#### [Instructions for the task]
Gather every line of the entries that includes the word "VIII".

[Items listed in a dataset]
=-=-=-=-=
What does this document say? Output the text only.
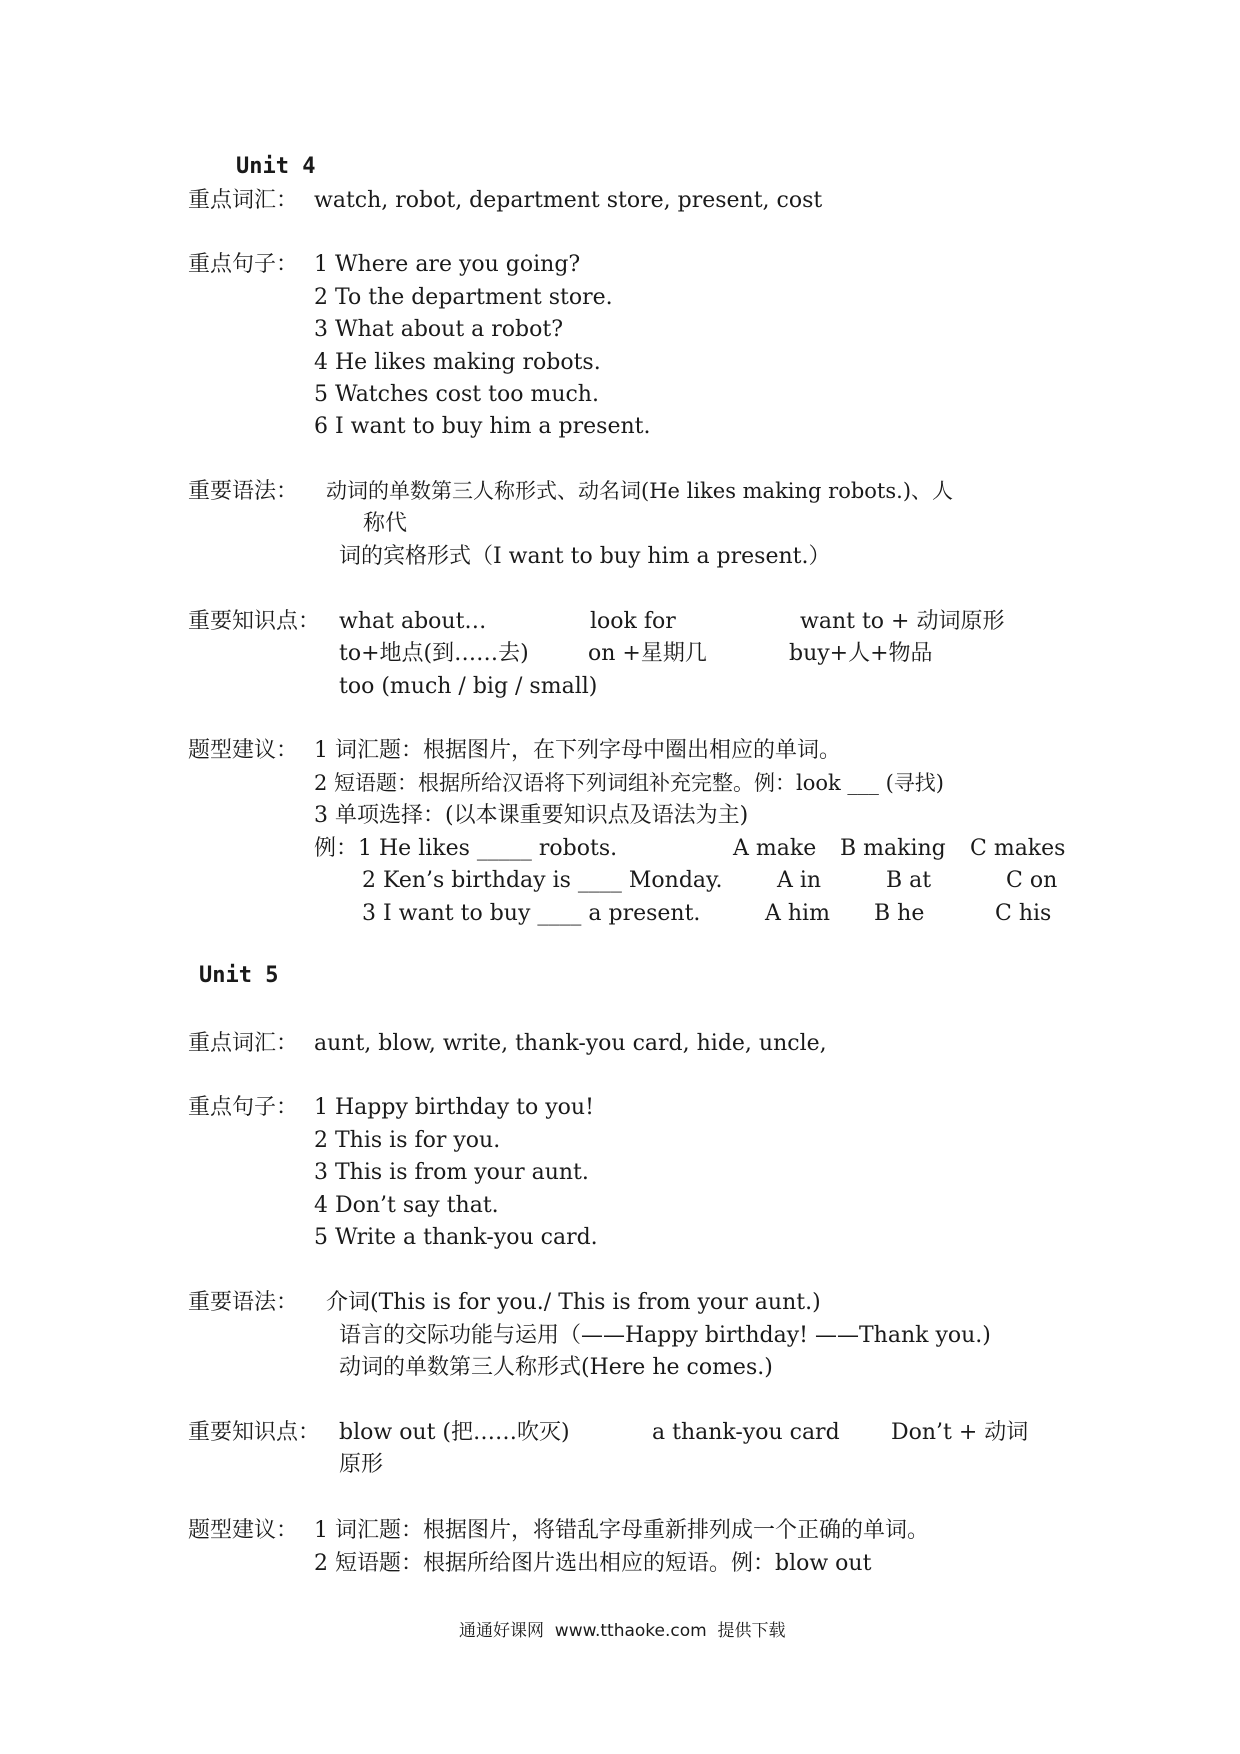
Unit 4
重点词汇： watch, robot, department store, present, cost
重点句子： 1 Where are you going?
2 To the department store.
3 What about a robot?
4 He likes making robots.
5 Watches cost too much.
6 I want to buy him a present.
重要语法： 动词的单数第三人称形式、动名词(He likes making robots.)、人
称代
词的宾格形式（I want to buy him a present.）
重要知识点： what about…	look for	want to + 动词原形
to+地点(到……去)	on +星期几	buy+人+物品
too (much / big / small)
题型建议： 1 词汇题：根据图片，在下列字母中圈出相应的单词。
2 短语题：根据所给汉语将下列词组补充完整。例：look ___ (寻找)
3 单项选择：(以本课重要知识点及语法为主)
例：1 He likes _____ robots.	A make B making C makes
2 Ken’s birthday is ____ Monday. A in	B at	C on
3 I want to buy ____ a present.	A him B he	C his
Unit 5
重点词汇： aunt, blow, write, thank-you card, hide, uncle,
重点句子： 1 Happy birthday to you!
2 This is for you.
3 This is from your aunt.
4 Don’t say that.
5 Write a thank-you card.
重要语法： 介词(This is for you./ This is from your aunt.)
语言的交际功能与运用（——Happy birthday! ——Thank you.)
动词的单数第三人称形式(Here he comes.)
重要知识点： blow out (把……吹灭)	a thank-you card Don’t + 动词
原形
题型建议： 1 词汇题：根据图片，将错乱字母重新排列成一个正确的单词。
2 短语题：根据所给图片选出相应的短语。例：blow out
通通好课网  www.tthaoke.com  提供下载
=-=-=-=-=
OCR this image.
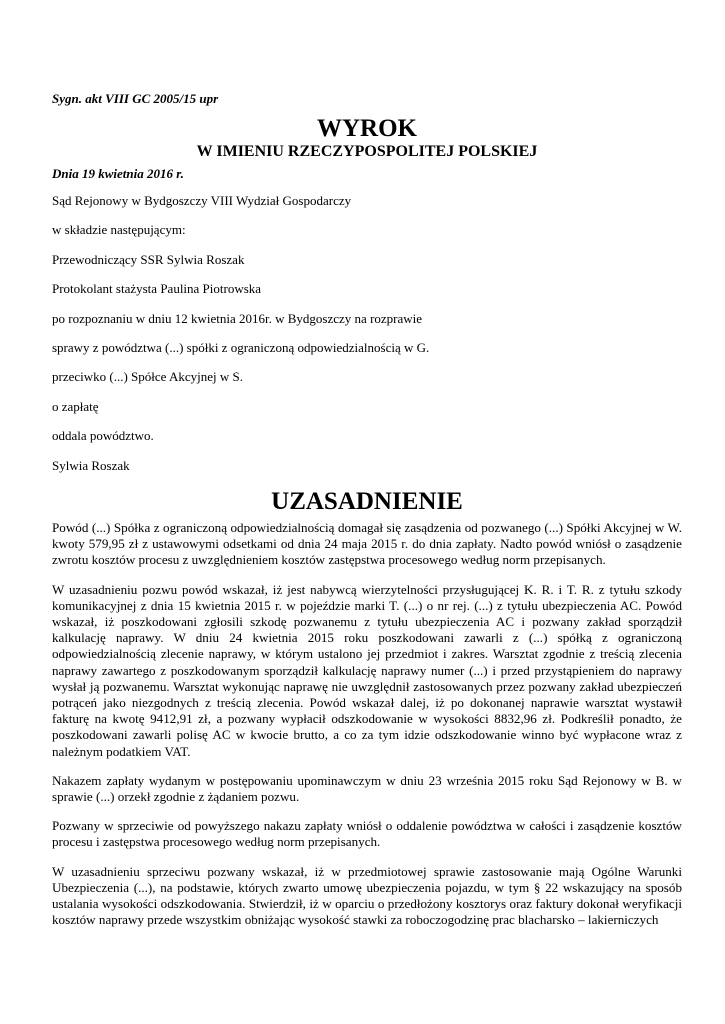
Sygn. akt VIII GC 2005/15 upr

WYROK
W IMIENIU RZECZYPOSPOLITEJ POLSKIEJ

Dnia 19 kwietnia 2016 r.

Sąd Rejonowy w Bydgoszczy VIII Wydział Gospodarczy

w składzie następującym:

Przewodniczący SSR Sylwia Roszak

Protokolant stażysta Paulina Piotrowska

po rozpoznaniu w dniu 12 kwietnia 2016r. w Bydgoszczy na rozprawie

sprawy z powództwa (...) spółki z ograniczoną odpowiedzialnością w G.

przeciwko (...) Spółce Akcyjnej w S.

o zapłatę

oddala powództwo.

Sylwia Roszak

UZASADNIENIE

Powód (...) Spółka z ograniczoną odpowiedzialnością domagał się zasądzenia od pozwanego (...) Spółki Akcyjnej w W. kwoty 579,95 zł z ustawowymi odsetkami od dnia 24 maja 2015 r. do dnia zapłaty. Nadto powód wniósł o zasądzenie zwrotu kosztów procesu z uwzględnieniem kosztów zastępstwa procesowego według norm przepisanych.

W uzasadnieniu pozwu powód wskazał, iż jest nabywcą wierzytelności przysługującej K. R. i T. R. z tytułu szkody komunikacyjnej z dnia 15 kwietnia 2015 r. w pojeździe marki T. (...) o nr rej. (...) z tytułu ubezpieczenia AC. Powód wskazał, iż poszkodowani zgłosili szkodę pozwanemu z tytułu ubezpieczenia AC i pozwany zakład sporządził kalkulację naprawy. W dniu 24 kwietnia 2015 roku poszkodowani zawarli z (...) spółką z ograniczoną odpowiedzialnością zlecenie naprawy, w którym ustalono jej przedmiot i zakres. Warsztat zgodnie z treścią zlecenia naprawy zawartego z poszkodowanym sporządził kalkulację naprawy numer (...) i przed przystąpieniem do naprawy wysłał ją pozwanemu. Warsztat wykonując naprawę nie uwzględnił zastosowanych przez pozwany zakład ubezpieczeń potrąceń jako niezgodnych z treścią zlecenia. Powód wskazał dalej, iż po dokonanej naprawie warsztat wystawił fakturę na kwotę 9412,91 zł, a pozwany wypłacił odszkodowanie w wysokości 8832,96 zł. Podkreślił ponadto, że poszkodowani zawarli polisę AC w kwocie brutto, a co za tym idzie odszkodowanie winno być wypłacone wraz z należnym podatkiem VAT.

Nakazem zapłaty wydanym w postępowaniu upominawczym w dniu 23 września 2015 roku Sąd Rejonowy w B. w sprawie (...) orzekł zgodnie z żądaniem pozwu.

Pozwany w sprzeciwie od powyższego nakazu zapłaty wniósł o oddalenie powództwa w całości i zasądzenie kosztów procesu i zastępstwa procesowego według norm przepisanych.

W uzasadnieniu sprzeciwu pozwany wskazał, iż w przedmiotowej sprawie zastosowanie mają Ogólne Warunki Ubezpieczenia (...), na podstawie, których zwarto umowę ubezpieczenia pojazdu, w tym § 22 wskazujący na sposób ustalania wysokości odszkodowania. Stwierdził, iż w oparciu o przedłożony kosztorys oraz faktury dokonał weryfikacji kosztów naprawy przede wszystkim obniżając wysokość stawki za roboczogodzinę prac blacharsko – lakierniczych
=-=-=-=-=
#### [Solution for this exercise]
Sygn. akt VIII GC 2005/15 upr
Sąd Rejonowy w Bydgoszczy VIII Wydział Gospodarczy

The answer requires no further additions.